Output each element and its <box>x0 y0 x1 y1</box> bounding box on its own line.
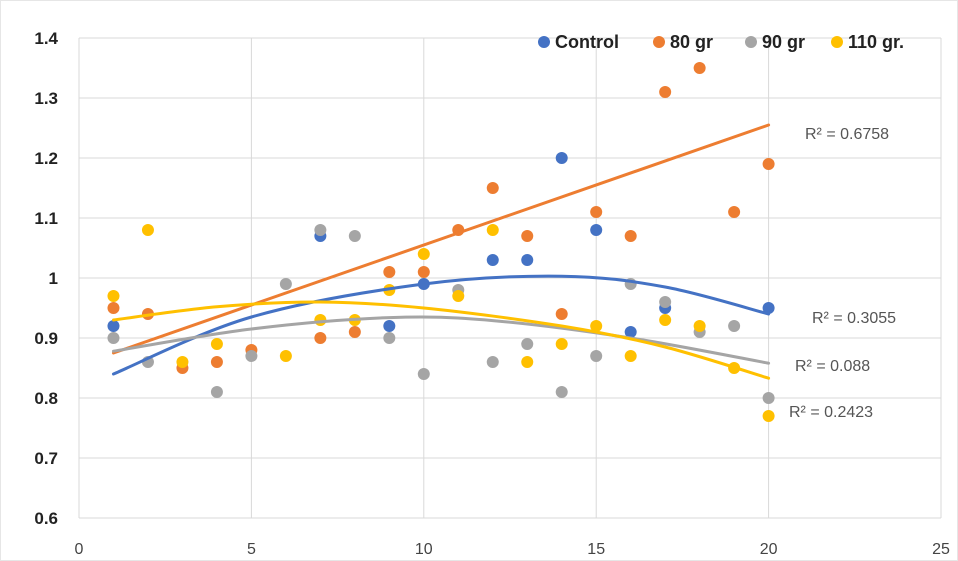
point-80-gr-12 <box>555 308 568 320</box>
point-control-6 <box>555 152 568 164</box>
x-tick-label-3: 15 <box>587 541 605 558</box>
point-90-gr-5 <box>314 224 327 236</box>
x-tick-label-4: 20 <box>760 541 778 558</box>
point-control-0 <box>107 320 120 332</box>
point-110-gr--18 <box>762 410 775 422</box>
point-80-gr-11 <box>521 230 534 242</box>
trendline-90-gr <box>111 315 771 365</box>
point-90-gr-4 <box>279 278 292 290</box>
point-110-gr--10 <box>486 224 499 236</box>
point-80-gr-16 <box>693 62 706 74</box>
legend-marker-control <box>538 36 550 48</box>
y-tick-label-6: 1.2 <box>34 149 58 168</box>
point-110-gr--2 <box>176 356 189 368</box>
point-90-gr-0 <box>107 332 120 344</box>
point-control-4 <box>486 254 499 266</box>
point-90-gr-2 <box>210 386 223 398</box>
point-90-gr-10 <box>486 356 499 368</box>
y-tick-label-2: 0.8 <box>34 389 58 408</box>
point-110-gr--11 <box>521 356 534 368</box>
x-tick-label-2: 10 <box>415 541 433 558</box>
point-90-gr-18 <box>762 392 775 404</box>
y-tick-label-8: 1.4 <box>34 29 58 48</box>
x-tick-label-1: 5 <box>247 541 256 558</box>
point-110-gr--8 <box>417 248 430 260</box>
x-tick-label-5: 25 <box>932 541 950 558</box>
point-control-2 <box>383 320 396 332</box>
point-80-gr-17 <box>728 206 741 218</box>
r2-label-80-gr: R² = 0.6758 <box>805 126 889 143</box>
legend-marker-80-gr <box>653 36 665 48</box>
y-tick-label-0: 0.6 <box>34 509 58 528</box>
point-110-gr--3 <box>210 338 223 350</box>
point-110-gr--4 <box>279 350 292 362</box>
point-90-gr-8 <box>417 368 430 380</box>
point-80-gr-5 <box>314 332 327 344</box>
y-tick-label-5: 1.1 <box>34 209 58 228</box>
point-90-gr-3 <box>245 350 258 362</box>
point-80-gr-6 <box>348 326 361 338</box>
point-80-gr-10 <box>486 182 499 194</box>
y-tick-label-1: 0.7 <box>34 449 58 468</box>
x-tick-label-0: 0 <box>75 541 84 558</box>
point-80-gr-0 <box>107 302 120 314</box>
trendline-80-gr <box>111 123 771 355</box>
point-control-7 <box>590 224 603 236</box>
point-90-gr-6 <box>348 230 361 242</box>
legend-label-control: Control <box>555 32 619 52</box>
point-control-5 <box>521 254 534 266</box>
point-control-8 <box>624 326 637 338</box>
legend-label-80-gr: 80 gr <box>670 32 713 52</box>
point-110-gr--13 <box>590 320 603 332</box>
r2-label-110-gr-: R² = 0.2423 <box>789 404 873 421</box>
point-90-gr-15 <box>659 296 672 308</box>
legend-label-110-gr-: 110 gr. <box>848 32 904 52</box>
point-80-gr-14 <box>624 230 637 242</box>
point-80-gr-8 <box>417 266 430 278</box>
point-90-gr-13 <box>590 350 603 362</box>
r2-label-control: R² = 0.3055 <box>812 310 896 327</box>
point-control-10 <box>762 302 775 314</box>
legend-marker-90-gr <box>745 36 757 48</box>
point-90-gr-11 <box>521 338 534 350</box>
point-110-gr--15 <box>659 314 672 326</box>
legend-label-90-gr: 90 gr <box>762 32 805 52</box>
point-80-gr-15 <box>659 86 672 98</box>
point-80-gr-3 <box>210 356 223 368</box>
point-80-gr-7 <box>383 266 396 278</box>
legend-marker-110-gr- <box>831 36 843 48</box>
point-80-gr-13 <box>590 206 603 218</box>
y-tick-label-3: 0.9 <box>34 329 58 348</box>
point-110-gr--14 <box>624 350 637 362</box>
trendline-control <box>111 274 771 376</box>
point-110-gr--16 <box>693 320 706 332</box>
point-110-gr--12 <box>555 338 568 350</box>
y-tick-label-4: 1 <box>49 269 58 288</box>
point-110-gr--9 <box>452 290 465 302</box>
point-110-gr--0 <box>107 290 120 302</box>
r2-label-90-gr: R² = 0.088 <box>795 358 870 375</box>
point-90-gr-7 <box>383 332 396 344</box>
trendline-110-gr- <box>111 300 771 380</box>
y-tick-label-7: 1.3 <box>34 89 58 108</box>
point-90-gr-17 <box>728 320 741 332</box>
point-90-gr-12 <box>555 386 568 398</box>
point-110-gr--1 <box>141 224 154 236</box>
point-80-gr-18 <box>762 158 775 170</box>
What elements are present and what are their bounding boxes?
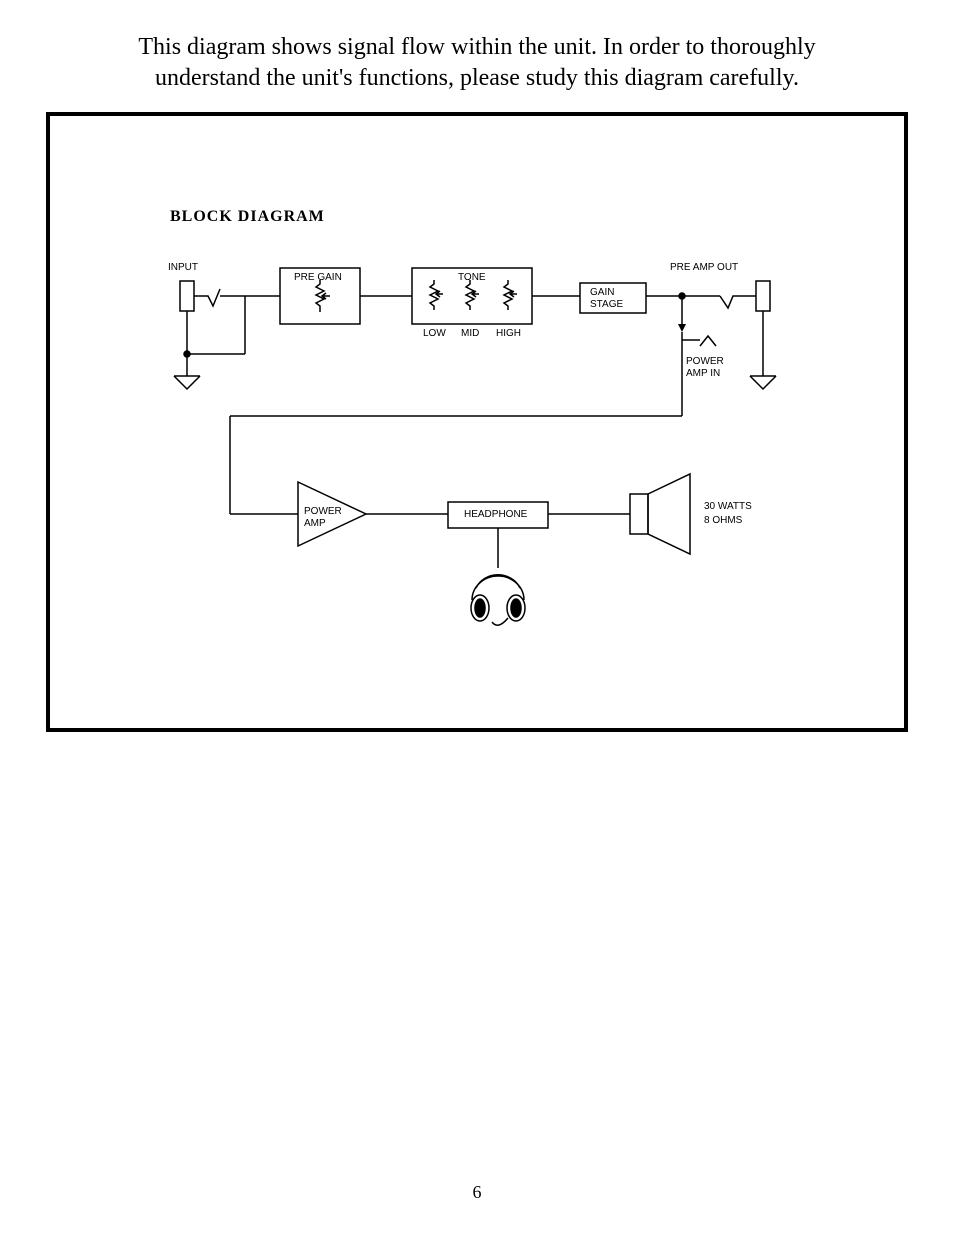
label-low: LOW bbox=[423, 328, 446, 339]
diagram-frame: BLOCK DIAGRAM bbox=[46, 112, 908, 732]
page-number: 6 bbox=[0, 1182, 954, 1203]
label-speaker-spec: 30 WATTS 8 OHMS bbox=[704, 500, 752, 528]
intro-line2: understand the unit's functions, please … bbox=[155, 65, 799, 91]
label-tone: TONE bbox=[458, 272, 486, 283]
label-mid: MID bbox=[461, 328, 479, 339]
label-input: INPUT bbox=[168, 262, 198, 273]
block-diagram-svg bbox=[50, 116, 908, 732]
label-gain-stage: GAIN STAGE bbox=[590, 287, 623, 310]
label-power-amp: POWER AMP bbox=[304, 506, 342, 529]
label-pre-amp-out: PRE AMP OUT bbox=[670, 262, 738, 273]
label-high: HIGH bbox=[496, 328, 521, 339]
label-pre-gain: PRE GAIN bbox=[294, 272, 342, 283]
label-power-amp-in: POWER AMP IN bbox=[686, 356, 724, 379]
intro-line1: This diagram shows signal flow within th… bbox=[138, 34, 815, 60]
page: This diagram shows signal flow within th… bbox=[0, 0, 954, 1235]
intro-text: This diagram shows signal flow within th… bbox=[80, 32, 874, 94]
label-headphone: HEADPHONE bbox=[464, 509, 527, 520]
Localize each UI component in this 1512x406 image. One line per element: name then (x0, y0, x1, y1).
+--
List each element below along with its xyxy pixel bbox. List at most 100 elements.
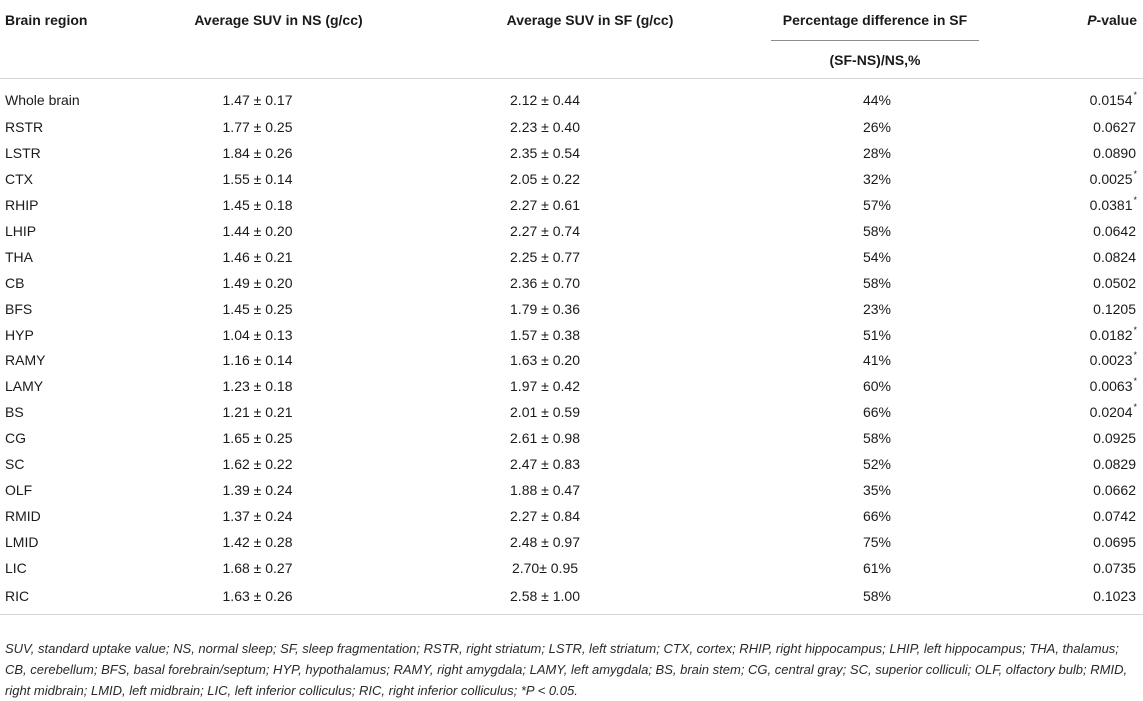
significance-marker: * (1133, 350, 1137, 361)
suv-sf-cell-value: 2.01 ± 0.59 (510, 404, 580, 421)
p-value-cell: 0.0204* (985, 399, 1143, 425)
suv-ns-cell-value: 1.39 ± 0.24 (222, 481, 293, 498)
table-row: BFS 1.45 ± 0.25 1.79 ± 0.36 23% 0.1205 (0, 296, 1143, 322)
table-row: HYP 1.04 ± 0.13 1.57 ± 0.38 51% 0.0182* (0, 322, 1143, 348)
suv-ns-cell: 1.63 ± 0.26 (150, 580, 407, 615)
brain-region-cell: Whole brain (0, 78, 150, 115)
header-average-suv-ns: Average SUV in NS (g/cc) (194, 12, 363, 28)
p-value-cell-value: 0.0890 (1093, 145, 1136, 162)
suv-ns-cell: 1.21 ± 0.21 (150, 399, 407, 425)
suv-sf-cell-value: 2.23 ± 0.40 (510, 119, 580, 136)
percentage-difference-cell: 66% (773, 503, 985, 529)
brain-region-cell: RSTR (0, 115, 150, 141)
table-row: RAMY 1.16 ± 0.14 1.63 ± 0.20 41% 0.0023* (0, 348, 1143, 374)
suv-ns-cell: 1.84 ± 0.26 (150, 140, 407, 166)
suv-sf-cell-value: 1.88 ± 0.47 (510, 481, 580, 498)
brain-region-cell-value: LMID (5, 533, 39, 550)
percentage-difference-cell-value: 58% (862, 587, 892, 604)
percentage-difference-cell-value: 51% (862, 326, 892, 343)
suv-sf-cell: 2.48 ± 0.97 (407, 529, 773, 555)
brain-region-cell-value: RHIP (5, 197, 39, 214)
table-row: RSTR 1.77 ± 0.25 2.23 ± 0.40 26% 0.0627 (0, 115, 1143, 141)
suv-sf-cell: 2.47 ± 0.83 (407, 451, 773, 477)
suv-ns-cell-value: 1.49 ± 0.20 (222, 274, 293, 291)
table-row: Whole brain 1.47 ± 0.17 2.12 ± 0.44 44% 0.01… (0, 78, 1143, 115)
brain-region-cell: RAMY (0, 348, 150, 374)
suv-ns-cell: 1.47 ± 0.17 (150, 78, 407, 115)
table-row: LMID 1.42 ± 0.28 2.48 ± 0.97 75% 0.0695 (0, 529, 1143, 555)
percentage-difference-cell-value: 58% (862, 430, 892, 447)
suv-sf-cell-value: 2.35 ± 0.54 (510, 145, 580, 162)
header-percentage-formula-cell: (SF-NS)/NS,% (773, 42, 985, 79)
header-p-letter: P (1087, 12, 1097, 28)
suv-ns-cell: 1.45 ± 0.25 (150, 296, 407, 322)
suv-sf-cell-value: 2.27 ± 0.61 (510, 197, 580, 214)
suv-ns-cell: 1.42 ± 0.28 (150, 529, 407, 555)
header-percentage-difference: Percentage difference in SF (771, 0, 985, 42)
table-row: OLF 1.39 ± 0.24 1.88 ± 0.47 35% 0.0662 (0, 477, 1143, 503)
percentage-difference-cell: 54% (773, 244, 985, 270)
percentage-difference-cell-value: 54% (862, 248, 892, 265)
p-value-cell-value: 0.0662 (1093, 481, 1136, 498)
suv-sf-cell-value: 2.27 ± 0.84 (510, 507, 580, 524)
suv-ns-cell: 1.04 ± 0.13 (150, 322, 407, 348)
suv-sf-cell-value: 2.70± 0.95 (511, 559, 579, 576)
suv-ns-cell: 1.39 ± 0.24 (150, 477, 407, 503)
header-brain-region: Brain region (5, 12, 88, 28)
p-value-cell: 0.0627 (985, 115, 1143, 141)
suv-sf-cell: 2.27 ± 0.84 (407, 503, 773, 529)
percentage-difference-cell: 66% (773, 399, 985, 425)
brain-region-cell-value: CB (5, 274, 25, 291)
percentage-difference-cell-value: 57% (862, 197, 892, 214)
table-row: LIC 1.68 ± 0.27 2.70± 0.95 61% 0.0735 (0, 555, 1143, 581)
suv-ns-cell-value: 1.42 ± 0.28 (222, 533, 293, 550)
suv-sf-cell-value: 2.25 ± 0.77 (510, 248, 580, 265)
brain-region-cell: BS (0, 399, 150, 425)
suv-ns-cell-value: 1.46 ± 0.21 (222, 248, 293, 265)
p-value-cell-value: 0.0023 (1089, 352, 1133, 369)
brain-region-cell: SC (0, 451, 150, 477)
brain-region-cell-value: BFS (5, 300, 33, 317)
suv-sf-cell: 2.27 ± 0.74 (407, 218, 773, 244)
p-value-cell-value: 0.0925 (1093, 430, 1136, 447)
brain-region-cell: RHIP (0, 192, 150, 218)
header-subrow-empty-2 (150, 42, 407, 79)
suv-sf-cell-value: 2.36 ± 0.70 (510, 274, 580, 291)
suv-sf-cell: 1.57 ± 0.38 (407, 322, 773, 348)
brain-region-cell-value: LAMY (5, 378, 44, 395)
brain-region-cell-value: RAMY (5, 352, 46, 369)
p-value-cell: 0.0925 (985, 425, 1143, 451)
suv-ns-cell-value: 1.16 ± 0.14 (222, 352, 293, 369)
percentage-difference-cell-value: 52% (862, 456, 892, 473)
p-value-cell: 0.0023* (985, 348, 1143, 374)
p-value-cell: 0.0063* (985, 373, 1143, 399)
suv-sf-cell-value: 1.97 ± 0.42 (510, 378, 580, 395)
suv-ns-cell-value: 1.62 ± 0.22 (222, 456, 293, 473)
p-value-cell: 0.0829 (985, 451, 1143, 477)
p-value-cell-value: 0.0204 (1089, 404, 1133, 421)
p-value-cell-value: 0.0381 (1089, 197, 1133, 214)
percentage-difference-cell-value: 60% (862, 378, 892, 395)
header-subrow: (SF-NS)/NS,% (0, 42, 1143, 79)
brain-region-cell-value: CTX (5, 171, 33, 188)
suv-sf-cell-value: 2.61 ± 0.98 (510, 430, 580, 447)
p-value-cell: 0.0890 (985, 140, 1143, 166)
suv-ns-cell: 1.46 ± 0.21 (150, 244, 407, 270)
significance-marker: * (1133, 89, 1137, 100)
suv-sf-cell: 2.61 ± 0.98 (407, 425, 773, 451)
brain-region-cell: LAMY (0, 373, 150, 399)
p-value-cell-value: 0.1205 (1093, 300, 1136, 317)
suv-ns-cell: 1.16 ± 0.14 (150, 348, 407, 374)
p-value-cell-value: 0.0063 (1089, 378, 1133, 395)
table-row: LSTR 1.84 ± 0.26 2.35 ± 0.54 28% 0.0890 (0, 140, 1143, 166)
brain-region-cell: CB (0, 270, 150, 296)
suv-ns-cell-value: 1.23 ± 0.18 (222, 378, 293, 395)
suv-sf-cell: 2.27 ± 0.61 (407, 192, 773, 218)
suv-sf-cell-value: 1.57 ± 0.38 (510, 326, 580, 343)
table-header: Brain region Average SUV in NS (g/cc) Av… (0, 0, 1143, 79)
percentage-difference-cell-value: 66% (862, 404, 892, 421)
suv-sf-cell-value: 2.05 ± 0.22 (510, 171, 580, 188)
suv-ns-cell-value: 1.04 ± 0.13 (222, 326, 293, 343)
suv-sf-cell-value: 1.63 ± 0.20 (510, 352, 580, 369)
+--
Copy out, word for word, everything in the material above from the line that contains "label-low: LOW bbox=[423, 328, 446, 339]" down to the line that contains "label-tone: TONE bbox=[458, 272, 486, 283]", including both of those lines.

_Written solution_.
label-low: LOW bbox=[423, 328, 446, 339]
diagram-frame: BLOCK DIAGRAM bbox=[46, 112, 908, 732]
page-number: 6 bbox=[0, 1182, 954, 1203]
label-speaker-spec: 30 WATTS 8 OHMS bbox=[704, 500, 752, 528]
intro-line2: understand the unit's functions, please … bbox=[155, 65, 799, 91]
label-tone: TONE bbox=[458, 272, 486, 283]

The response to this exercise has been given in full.